## Material supplied
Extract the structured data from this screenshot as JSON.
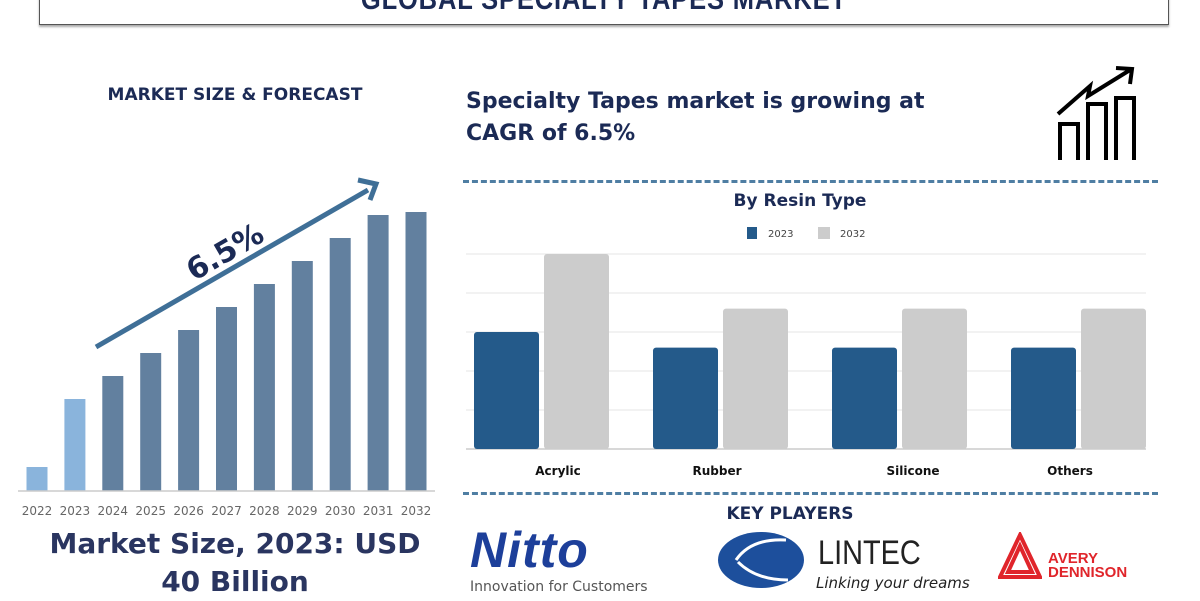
{
  "title": "GLOBAL SPECIALTY TAPES MARKET",
  "left_panel": {
    "heading": "MARKET SIZE & FORECAST",
    "cagr_label": "6.5%",
    "market_size_line1": "Market Size, 2023: USD",
    "market_size_line2": "40 Billion"
  },
  "right_panel": {
    "headline_line1": "Specialty Tapes market is growing at",
    "headline_line2": "CAGR of 6.5%",
    "icon": "growth-chart-icon",
    "key_players_heading": "KEY PLAYERS",
    "key_players": [
      {
        "name": "Nitto",
        "tagline": "Innovation for Customers"
      },
      {
        "name": "LINTEC",
        "tagline": "Linking your dreams"
      },
      {
        "name": "AVERY DENNISON",
        "line1": "AVERY",
        "line2": "DENNISON"
      }
    ]
  },
  "chart_data": [
    {
      "type": "bar",
      "title": "",
      "categories": [
        "2022",
        "2023",
        "2024",
        "2025",
        "2026",
        "2027",
        "2028",
        "2029",
        "2030",
        "2031",
        "2032"
      ],
      "values": [
        24,
        92,
        115,
        138,
        161,
        184,
        207,
        230,
        253,
        276,
        279
      ],
      "value_units": "relative (no axis values printed)",
      "highlight_categories": [
        "2022",
        "2023"
      ],
      "colors": {
        "historical": "#8ab4dc",
        "forecast": "#62809f"
      },
      "annotation": "6.5%",
      "grid": false
    },
    {
      "type": "bar",
      "title": "By Resin Type",
      "categories": [
        "Acrylic",
        "Rubber",
        "Silicone",
        "Others"
      ],
      "series": [
        {
          "name": "2023",
          "values": [
            3.0,
            2.6,
            2.6,
            2.6
          ],
          "color": "#245a8a"
        },
        {
          "name": "2032",
          "values": [
            5.0,
            3.6,
            3.6,
            3.6
          ],
          "color": "#cccccc"
        }
      ],
      "ylim": [
        0,
        5
      ],
      "value_units": "relative (no axis values printed)",
      "grid": true,
      "legend": "top"
    }
  ]
}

## Brief
All records must be output exactly as they are, except for the pictures, which are left out.

## Solution
Extract the structured data from this screenshot as JSON.
{
  "title": "GLOBAL SPECIALTY TAPES MARKET",
  "left_panel": {
    "heading": "MARKET SIZE & FORECAST",
    "cagr_label": "6.5%",
    "market_size_line1": "Market Size, 2023: USD",
    "market_size_line2": "40 Billion"
  },
  "right_panel": {
    "headline_line1": "Specialty Tapes market is growing at",
    "headline_line2": "CAGR of 6.5%",
    "icon": "growth-chart-icon",
    "key_players_heading": "KEY PLAYERS",
    "key_players": [
      {
        "name": "Nitto",
        "tagline": "Innovation for Customers"
      },
      {
        "name": "LINTEC",
        "tagline": "Linking your dreams"
      },
      {
        "name": "AVERY DENNISON",
        "line1": "AVERY",
        "line2": "DENNISON"
      }
    ]
  },
  "chart_data": [
    {
      "type": "bar",
      "title": "",
      "categories": [
        "2022",
        "2023",
        "2024",
        "2025",
        "2026",
        "2027",
        "2028",
        "2029",
        "2030",
        "2031",
        "2032"
      ],
      "values": [
        24,
        92,
        115,
        138,
        161,
        184,
        207,
        230,
        253,
        276,
        279
      ],
      "value_units": "relative (no axis values printed)",
      "highlight_categories": [
        "2022",
        "2023"
      ],
      "colors": {
        "historical": "#8ab4dc",
        "forecast": "#62809f"
      },
      "annotation": "6.5%",
      "grid": false
    },
    {
      "type": "bar",
      "title": "By Resin Type",
      "categories": [
        "Acrylic",
        "Rubber",
        "Silicone",
        "Others"
      ],
      "series": [
        {
          "name": "2023",
          "values": [
            3.0,
            2.6,
            2.6,
            2.6
          ],
          "color": "#245a8a"
        },
        {
          "name": "2032",
          "values": [
            5.0,
            3.6,
            3.6,
            3.6
          ],
          "color": "#cccccc"
        }
      ],
      "ylim": [
        0,
        5
      ],
      "value_units": "relative (no axis values printed)",
      "grid": true,
      "legend": "top"
    }
  ]
}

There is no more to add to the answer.